_SET EXERCISE_: In the records below, find the line holding "Decode this image"; copy it and every line after it to the end, omitting all images.

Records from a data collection
==========

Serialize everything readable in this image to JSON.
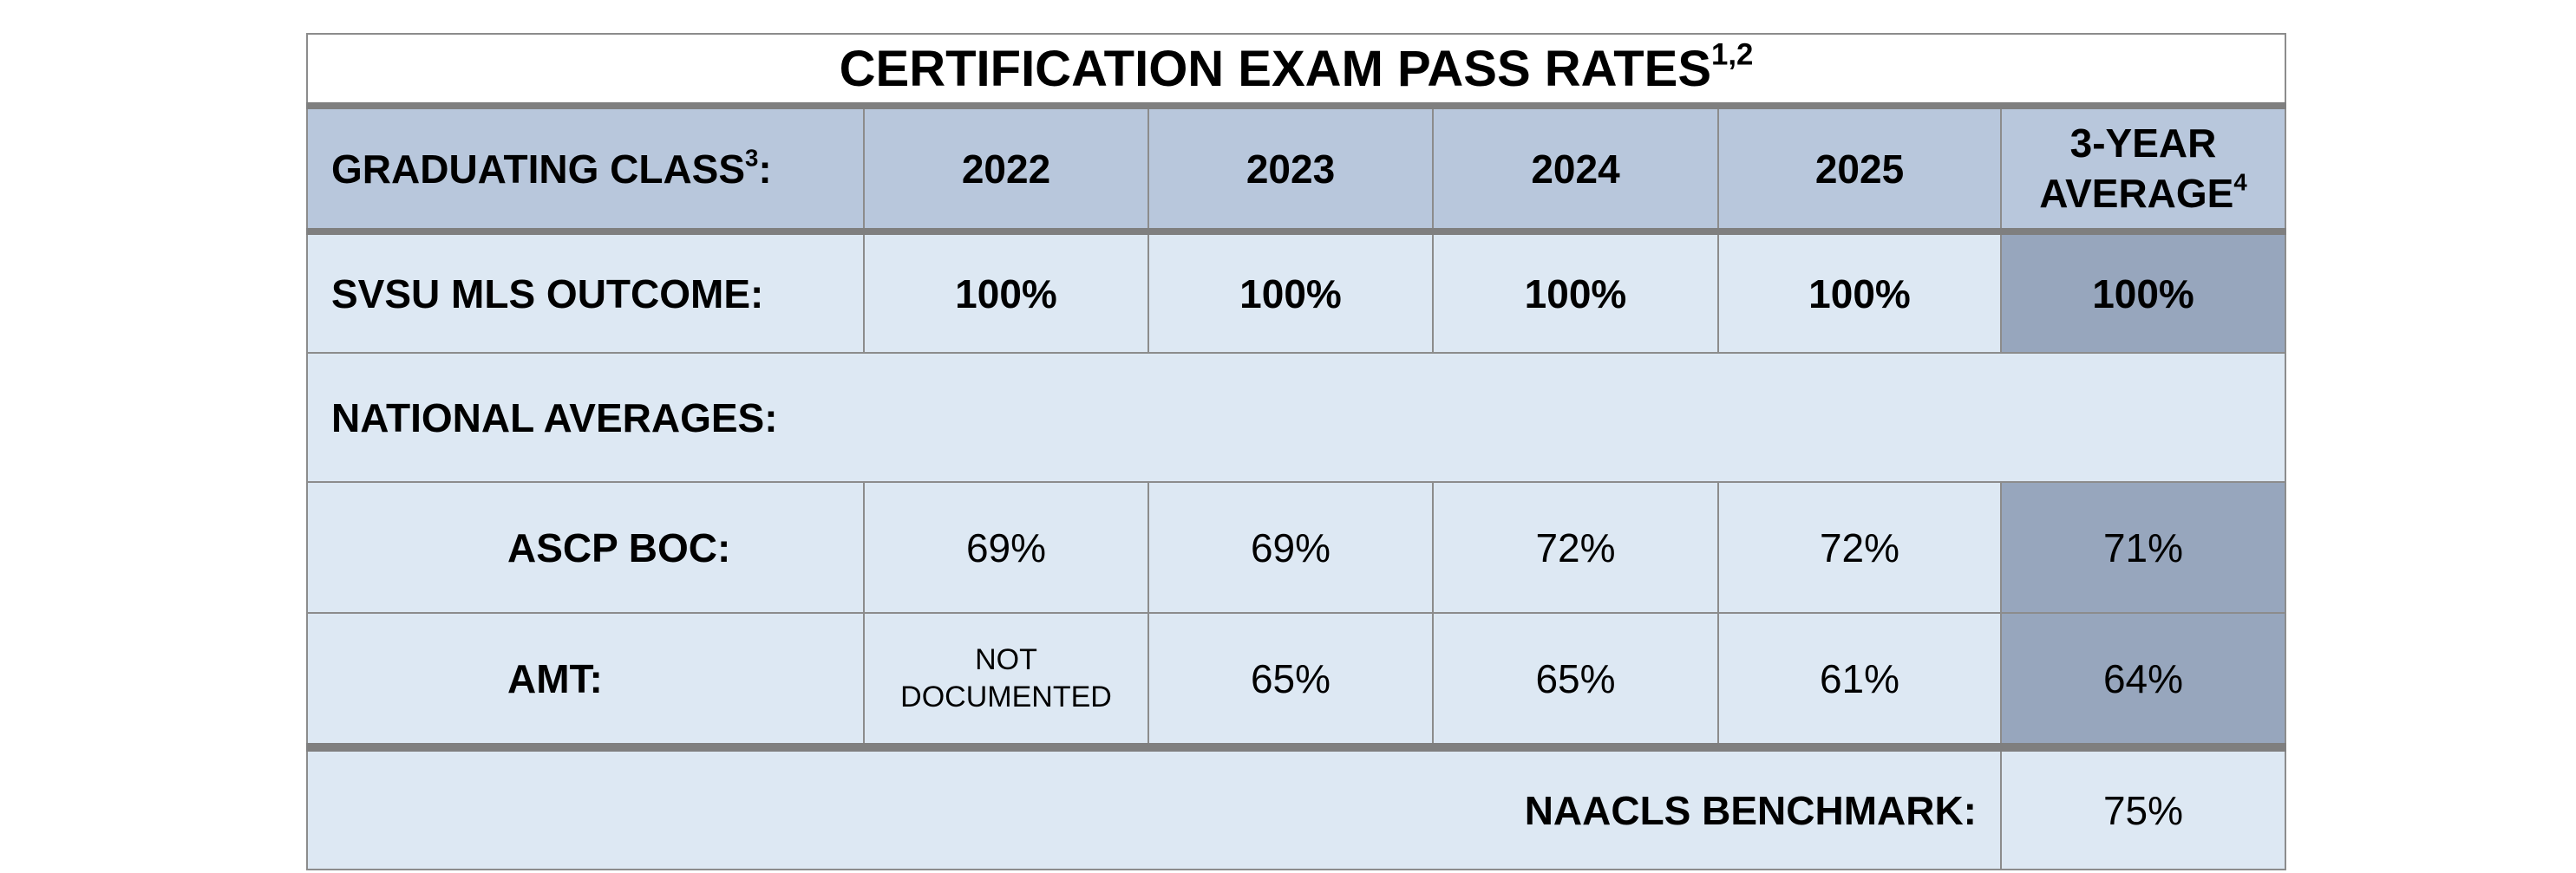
{
  "title": "CERTIFICATION EXAM PASS RATES",
  "title_sup": "1,2",
  "table": {
    "header": {
      "label": "GRADUATING CLASS",
      "label_sup": "3",
      "label_suffix": ":",
      "columns": [
        "2022",
        "2023",
        "2024",
        "2025"
      ],
      "average": "3-YEAR AVERAGE",
      "average_sup": "4"
    },
    "outcome": {
      "label": "SVSU MLS OUTCOME:",
      "values": [
        "100%",
        "100%",
        "100%",
        "100%"
      ],
      "average": "100%"
    },
    "section": "NATIONAL AVERAGES:",
    "national": [
      {
        "label": "ASCP BOC:",
        "values": [
          "69%",
          "69%",
          "72%",
          "72%"
        ],
        "average": "71%"
      },
      {
        "label": "AMT:",
        "values": [
          "NOT DOCUMENTED",
          "65%",
          "65%",
          "61%"
        ],
        "average": "64%"
      }
    ],
    "benchmark": {
      "label": "NAACLS BENCHMARK:",
      "value": "75%"
    }
  }
}
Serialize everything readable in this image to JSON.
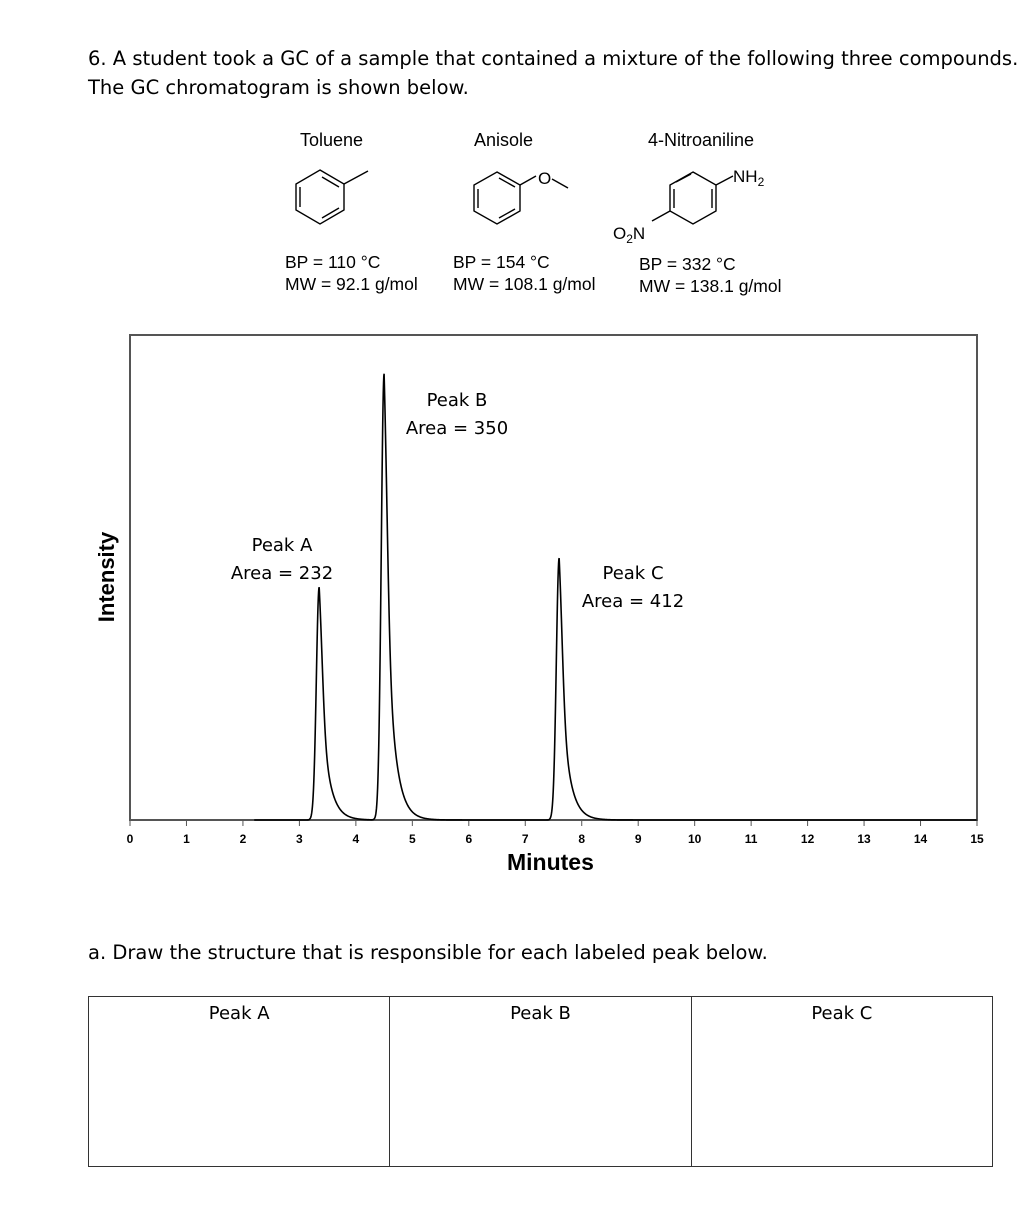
{
  "question": {
    "line1": "6. A student took a GC of a sample that contained a mixture of the following three compounds.",
    "line2": "The GC chromatogram is shown below."
  },
  "compounds": [
    {
      "name": "Toluene",
      "bp": "BP = 110 °C",
      "mw": "MW = 92.1 g/mol"
    },
    {
      "name": "Anisole",
      "bp": "BP = 154 °C",
      "mw": "MW = 108.1 g/mol",
      "atom_label": "O"
    },
    {
      "name": "4-Nitroaniline",
      "bp": "BP = 332 °C",
      "mw": "MW = 138.1 g/mol",
      "group_top": "NH",
      "group_top_sub": "2",
      "group_left": "O",
      "group_left_sub": "2",
      "group_left_end": "N"
    }
  ],
  "chart_data": {
    "type": "line",
    "xlabel": "Minutes",
    "ylabel": "Intensity",
    "xlim": [
      0,
      15
    ],
    "ylim": [
      0,
      1
    ],
    "x_ticks": [
      0,
      1,
      2,
      3,
      4,
      5,
      6,
      7,
      8,
      9,
      10,
      11,
      12,
      13,
      14,
      15
    ],
    "grid": false,
    "peaks": [
      {
        "label": "Peak A",
        "area_text": "Area = 232",
        "time": 3.35,
        "height": 0.48
      },
      {
        "label": "Peak B",
        "area_text": "Area = 350",
        "time": 4.5,
        "height": 0.92
      },
      {
        "label": "Peak C",
        "area_text": "Area = 412",
        "time": 7.6,
        "height": 0.54
      }
    ]
  },
  "part_a": {
    "prompt": "a. Draw the structure that is responsible for each labeled peak below.",
    "columns": [
      "Peak A",
      "Peak B",
      "Peak C"
    ]
  }
}
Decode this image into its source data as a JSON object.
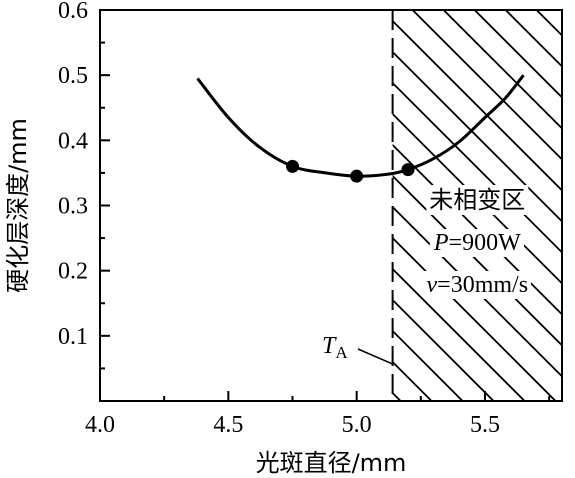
{
  "chart_data": {
    "type": "line",
    "xlabel": "光斑直径/mm",
    "ylabel": "硬化层深度/mm",
    "xlim": [
      4.0,
      5.8
    ],
    "ylim": [
      0.0,
      0.6
    ],
    "x_ticks": [
      "4.0",
      "4.5",
      "5.0",
      "5.5"
    ],
    "y_ticks": [
      "0.1",
      "0.2",
      "0.3",
      "0.4",
      "0.5",
      "0.6"
    ],
    "series": [
      {
        "style": "curve",
        "x": [
          4.38,
          4.5,
          4.62,
          4.75,
          4.88,
          5.0,
          5.12,
          5.2,
          5.3,
          5.4,
          5.5,
          5.58,
          5.65
        ],
        "y": [
          0.495,
          0.435,
          0.39,
          0.36,
          0.35,
          0.345,
          0.348,
          0.355,
          0.372,
          0.398,
          0.435,
          0.465,
          0.5
        ]
      },
      {
        "style": "points",
        "x": [
          4.75,
          5.0,
          5.2
        ],
        "y": [
          0.36,
          0.345,
          0.355
        ]
      }
    ],
    "threshold": {
      "x": 5.14,
      "label_T": "T",
      "label_sub": "A"
    },
    "region": {
      "label": "未相变区",
      "params": [
        {
          "symbol": "P",
          "text": "=900W"
        },
        {
          "symbol": "v",
          "text": "=30mm/s"
        }
      ]
    },
    "grid": false,
    "legend": "none"
  }
}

==========

_RESULT_:
Decode this image into its source data as a JSON object.
{
  "chart_data": {
    "type": "line",
    "xlabel": "光斑直径/mm",
    "ylabel": "硬化层深度/mm",
    "xlim": [
      4.0,
      5.8
    ],
    "ylim": [
      0.0,
      0.6
    ],
    "x_ticks": [
      "4.0",
      "4.5",
      "5.0",
      "5.5"
    ],
    "y_ticks": [
      "0.1",
      "0.2",
      "0.3",
      "0.4",
      "0.5",
      "0.6"
    ],
    "series": [
      {
        "style": "curve",
        "x": [
          4.38,
          4.5,
          4.62,
          4.75,
          4.88,
          5.0,
          5.12,
          5.2,
          5.3,
          5.4,
          5.5,
          5.58,
          5.65
        ],
        "y": [
          0.495,
          0.435,
          0.39,
          0.36,
          0.35,
          0.345,
          0.348,
          0.355,
          0.372,
          0.398,
          0.435,
          0.465,
          0.5
        ]
      },
      {
        "style": "points",
        "x": [
          4.75,
          5.0,
          5.2
        ],
        "y": [
          0.36,
          0.345,
          0.355
        ]
      }
    ],
    "threshold": {
      "x": 5.14,
      "label_T": "T",
      "label_sub": "A"
    },
    "region": {
      "label": "未相变区",
      "params": [
        {
          "symbol": "P",
          "text": "=900W"
        },
        {
          "symbol": "v",
          "text": "=30mm/s"
        }
      ]
    },
    "grid": false,
    "legend": "none"
  }
}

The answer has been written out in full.